§ **Short problem**:
Output the material below in full, exactly as it is.

§ **Task data**:
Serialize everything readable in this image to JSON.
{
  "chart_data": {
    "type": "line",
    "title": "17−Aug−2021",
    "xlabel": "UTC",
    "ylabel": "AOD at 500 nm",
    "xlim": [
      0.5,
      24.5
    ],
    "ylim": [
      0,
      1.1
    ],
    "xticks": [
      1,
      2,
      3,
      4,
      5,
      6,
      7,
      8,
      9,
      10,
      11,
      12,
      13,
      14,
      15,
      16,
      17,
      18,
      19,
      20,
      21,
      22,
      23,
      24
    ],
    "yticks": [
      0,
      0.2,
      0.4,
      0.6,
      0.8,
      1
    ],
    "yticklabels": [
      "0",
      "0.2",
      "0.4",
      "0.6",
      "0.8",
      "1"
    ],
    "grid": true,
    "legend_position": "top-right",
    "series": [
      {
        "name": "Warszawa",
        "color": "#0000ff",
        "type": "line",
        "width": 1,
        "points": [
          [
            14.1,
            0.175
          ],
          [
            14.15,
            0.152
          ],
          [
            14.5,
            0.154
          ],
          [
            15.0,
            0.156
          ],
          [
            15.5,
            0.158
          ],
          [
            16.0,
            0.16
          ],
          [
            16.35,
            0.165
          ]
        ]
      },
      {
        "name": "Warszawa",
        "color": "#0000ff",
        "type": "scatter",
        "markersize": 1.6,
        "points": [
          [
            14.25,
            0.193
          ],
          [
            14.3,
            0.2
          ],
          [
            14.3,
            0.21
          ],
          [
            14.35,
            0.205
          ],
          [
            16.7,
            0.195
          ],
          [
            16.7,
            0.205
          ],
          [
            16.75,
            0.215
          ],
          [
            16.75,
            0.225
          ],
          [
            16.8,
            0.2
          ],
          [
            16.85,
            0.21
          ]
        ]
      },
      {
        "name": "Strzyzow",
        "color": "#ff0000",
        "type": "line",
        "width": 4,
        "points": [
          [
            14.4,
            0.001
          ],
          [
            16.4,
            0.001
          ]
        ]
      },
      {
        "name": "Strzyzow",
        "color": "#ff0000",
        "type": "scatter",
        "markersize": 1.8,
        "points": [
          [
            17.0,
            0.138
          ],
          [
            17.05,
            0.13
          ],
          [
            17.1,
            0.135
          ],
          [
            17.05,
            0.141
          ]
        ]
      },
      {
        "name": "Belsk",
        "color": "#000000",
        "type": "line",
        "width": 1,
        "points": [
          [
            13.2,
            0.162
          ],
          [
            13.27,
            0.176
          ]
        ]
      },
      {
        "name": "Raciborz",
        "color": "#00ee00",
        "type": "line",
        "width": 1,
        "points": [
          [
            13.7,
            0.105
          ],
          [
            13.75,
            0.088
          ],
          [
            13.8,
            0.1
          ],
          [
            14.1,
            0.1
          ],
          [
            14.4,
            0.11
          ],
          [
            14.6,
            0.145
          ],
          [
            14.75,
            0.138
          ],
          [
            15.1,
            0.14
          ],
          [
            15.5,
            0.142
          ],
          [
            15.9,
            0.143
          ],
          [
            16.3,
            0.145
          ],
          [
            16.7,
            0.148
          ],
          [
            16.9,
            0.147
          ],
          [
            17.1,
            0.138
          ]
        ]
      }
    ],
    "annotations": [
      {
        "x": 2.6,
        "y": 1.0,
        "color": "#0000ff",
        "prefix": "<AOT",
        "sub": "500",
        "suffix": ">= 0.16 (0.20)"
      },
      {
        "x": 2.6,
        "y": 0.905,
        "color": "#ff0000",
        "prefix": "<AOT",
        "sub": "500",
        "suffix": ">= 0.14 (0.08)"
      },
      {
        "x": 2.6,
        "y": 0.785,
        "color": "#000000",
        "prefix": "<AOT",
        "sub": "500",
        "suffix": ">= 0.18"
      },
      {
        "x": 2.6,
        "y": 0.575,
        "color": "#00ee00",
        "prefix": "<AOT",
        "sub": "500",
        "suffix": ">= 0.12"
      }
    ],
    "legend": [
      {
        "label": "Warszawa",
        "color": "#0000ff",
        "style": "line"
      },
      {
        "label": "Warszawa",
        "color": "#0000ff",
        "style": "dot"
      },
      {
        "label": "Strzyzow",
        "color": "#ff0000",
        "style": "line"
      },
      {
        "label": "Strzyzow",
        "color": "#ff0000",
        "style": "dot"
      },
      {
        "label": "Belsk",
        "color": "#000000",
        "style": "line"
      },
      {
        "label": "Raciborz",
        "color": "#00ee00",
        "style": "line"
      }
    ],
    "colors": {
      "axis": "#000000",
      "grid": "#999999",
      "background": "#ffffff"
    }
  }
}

§ **Complete output**:
Serialize everything readable in this image to JSON.
{
  "chart_data": {
    "type": "line",
    "title": "17−Aug−2021",
    "xlabel": "UTC",
    "ylabel": "AOD at 500 nm",
    "xlim": [
      0.5,
      24.5
    ],
    "ylim": [
      0,
      1.1
    ],
    "xticks": [
      1,
      2,
      3,
      4,
      5,
      6,
      7,
      8,
      9,
      10,
      11,
      12,
      13,
      14,
      15,
      16,
      17,
      18,
      19,
      20,
      21,
      22,
      23,
      24
    ],
    "yticks": [
      0,
      0.2,
      0.4,
      0.6,
      0.8,
      1
    ],
    "yticklabels": [
      "0",
      "0.2",
      "0.4",
      "0.6",
      "0.8",
      "1"
    ],
    "grid": true,
    "legend_position": "top-right",
    "series": [
      {
        "name": "Warszawa",
        "color": "#0000ff",
        "type": "line",
        "width": 1,
        "points": [
          [
            14.1,
            0.175
          ],
          [
            14.15,
            0.152
          ],
          [
            14.5,
            0.154
          ],
          [
            15.0,
            0.156
          ],
          [
            15.5,
            0.158
          ],
          [
            16.0,
            0.16
          ],
          [
            16.35,
            0.165
          ]
        ]
      },
      {
        "name": "Warszawa",
        "color": "#0000ff",
        "type": "scatter",
        "markersize": 1.6,
        "points": [
          [
            14.25,
            0.193
          ],
          [
            14.3,
            0.2
          ],
          [
            14.3,
            0.21
          ],
          [
            14.35,
            0.205
          ],
          [
            16.7,
            0.195
          ],
          [
            16.7,
            0.205
          ],
          [
            16.75,
            0.215
          ],
          [
            16.75,
            0.225
          ],
          [
            16.8,
            0.2
          ],
          [
            16.85,
            0.21
          ]
        ]
      },
      {
        "name": "Strzyzow",
        "color": "#ff0000",
        "type": "line",
        "width": 4,
        "points": [
          [
            14.4,
            0.001
          ],
          [
            16.4,
            0.001
          ]
        ]
      },
      {
        "name": "Strzyzow",
        "color": "#ff0000",
        "type": "scatter",
        "markersize": 1.8,
        "points": [
          [
            17.0,
            0.138
          ],
          [
            17.05,
            0.13
          ],
          [
            17.1,
            0.135
          ],
          [
            17.05,
            0.141
          ]
        ]
      },
      {
        "name": "Belsk",
        "color": "#000000",
        "type": "line",
        "width": 1,
        "points": [
          [
            13.2,
            0.162
          ],
          [
            13.27,
            0.176
          ]
        ]
      },
      {
        "name": "Raciborz",
        "color": "#00ee00",
        "type": "line",
        "width": 1,
        "points": [
          [
            13.7,
            0.105
          ],
          [
            13.75,
            0.088
          ],
          [
            13.8,
            0.1
          ],
          [
            14.1,
            0.1
          ],
          [
            14.4,
            0.11
          ],
          [
            14.6,
            0.145
          ],
          [
            14.75,
            0.138
          ],
          [
            15.1,
            0.14
          ],
          [
            15.5,
            0.142
          ],
          [
            15.9,
            0.143
          ],
          [
            16.3,
            0.145
          ],
          [
            16.7,
            0.148
          ],
          [
            16.9,
            0.147
          ],
          [
            17.1,
            0.138
          ]
        ]
      }
    ],
    "annotations": [
      {
        "x": 2.6,
        "y": 1.0,
        "color": "#0000ff",
        "prefix": "<AOT",
        "sub": "500",
        "suffix": ">= 0.16 (0.20)"
      },
      {
        "x": 2.6,
        "y": 0.905,
        "color": "#ff0000",
        "prefix": "<AOT",
        "sub": "500",
        "suffix": ">= 0.14 (0.08)"
      },
      {
        "x": 2.6,
        "y": 0.785,
        "color": "#000000",
        "prefix": "<AOT",
        "sub": "500",
        "suffix": ">= 0.18"
      },
      {
        "x": 2.6,
        "y": 0.575,
        "color": "#00ee00",
        "prefix": "<AOT",
        "sub": "500",
        "suffix": ">= 0.12"
      }
    ],
    "legend": [
      {
        "label": "Warszawa",
        "color": "#0000ff",
        "style": "line"
      },
      {
        "label": "Warszawa",
        "color": "#0000ff",
        "style": "dot"
      },
      {
        "label": "Strzyzow",
        "color": "#ff0000",
        "style": "line"
      },
      {
        "label": "Strzyzow",
        "color": "#ff0000",
        "style": "dot"
      },
      {
        "label": "Belsk",
        "color": "#000000",
        "style": "line"
      },
      {
        "label": "Raciborz",
        "color": "#00ee00",
        "style": "line"
      }
    ],
    "colors": {
      "axis": "#000000",
      "grid": "#999999",
      "background": "#ffffff"
    }
  }
}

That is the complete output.